## begin Supplied data

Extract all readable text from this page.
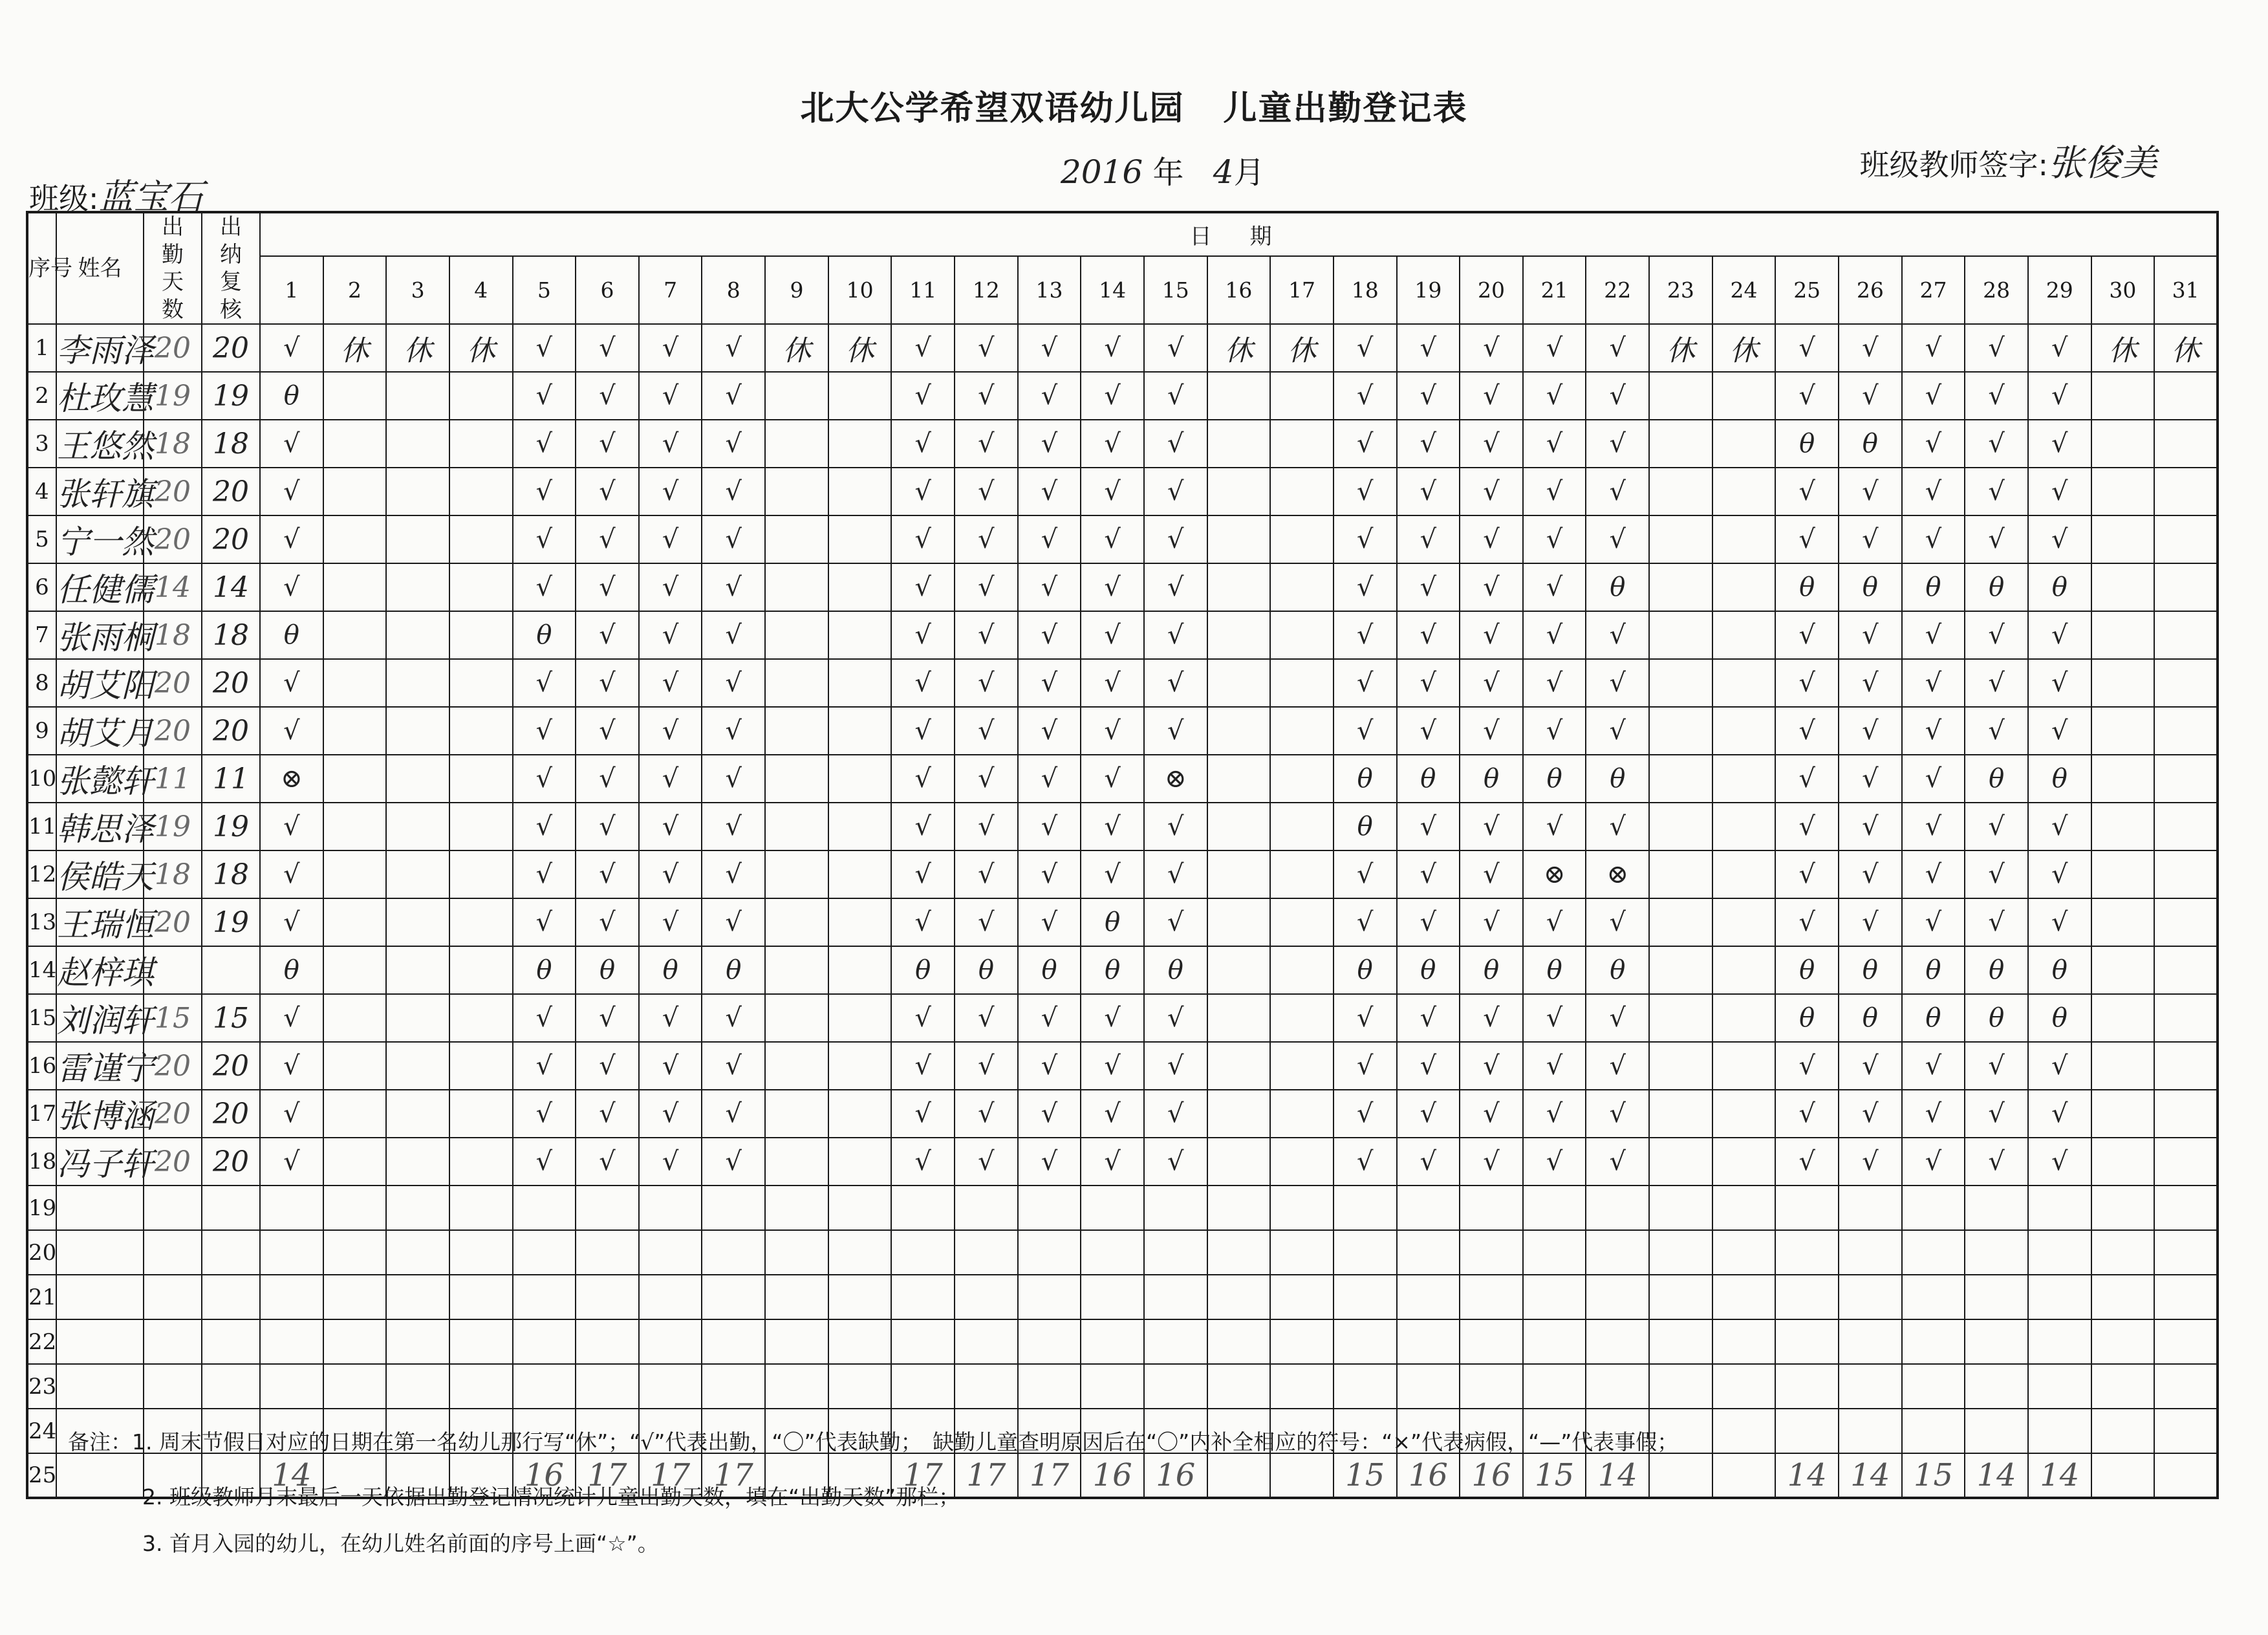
北大公学希望双语幼儿园 儿童出勤登记表
班级:蓝宝石
2016 年 4月	班级教师签字:张俊美
序号	姓名	出勤天数	出纳复核	日 期																														
				1	2	3	4	5	6	7	8	9	10	11	12	13	14	15	16	17	18	19	20	21	22	23	24	25	26	27	28	29	30	31
1	李雨泽	20	20	√	休	休	休	√	√	√	√	休	休	√	√	√	√	√	休	休	√	√	√	√	√	休	休	√	√	√	√	√	休	休
2	杜玫慧	19	19	θ				√	√	√	√			√	√	√	√	√			√	√	√	√	√			√	√	√	√	√		
3	王悠然	18	18	√				√	√	√	√			√	√	√	√	√			√	√	√	√	√			θ	θ	√	√	√		
4	张轩旗	20	20	√				√	√	√	√			√	√	√	√	√			√	√	√	√	√			√	√	√	√	√		
5	宁一然	20	20	√				√	√	√	√			√	√	√	√	√			√	√	√	√	√			√	√	√	√	√		
6	任健儒	14	14	√				√	√	√	√			√	√	√	√	√			√	√	√	√	θ			θ	θ	θ	θ	θ		
7	张雨桐	18	18	θ				θ	√	√	√			√	√	√	√	√			√	√	√	√	√			√	√	√	√	√		
8	胡艾阳	20	20	√				√	√	√	√			√	√	√	√	√			√	√	√	√	√			√	√	√	√	√		
9	胡艾月	20	20	√				√	√	√	√			√	√	√	√	√			√	√	√	√	√			√	√	√	√	√		
10	张懿轩	11	11	⊗				√	√	√	√			√	√	√	√	⊗			θ	θ	θ	θ	θ			√	√	√	θ	θ		
11	韩思泽	19	19	√				√	√	√	√			√	√	√	√	√			θ	√	√	√	√			√	√	√	√	√		
12	侯皓天	18	18	√				√	√	√	√			√	√	√	√	√			√	√	√	⊗	⊗			√	√	√	√	√		
13	王瑞恒	20	19	√				√	√	√	√			√	√	√	θ	√			√	√	√	√	√			√	√	√	√	√		
14	赵梓琪			θ				θ	θ	θ	θ			θ	θ	θ	θ	θ			θ	θ	θ	θ	θ			θ	θ	θ	θ	θ		
15	刘润轩	15	15	√				√	√	√	√			√	√	√	√	√			√	√	√	√	√			θ	θ	θ	θ	θ		
16	雷谨宁	20	20	√				√	√	√	√			√	√	√	√	√			√	√	√	√	√			√	√	√	√	√		
17	张博涵	20	20	√				√	√	√	√			√	√	√	√	√			√	√	√	√	√			√	√	√	√	√		
18	冯子轩	20	20	√				√	√	√	√			√	√	√	√	√			√	√	√	√	√			√	√	√	√	√		
19																																		
20																																		
21																																		
22																																		
23																																		
24																																		
25				14				16	17	17	17			17	17	17	16	16			15	16	16	15	14			14	14	15	14	14		
备注：1. 周末节假日对应的日期在第一名幼儿那行写“休”；“√”代表出勤，“〇”代表缺勤；　缺勤儿童查明原因后在“〇”内补全相应的符号：“×”代表病假，“—”代表事假；
2. 班级教师月末最后一天依据出勤登记情况统计儿童出勤天数，填在“出勤天数”那栏；
3. 首月入园的幼儿，在幼儿姓名前面的序号上画“☆”。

## end Supplied data

**Task brief:** Working from the entries above, return all lines that contain "出勤天数".

**Response to this exercise:**
序号	姓名	出勤天数	出纳复核	日 期																														
2. 班级教师月末最后一天依据出勤登记情况统计儿童出勤天数，填在“出勤天数”那栏；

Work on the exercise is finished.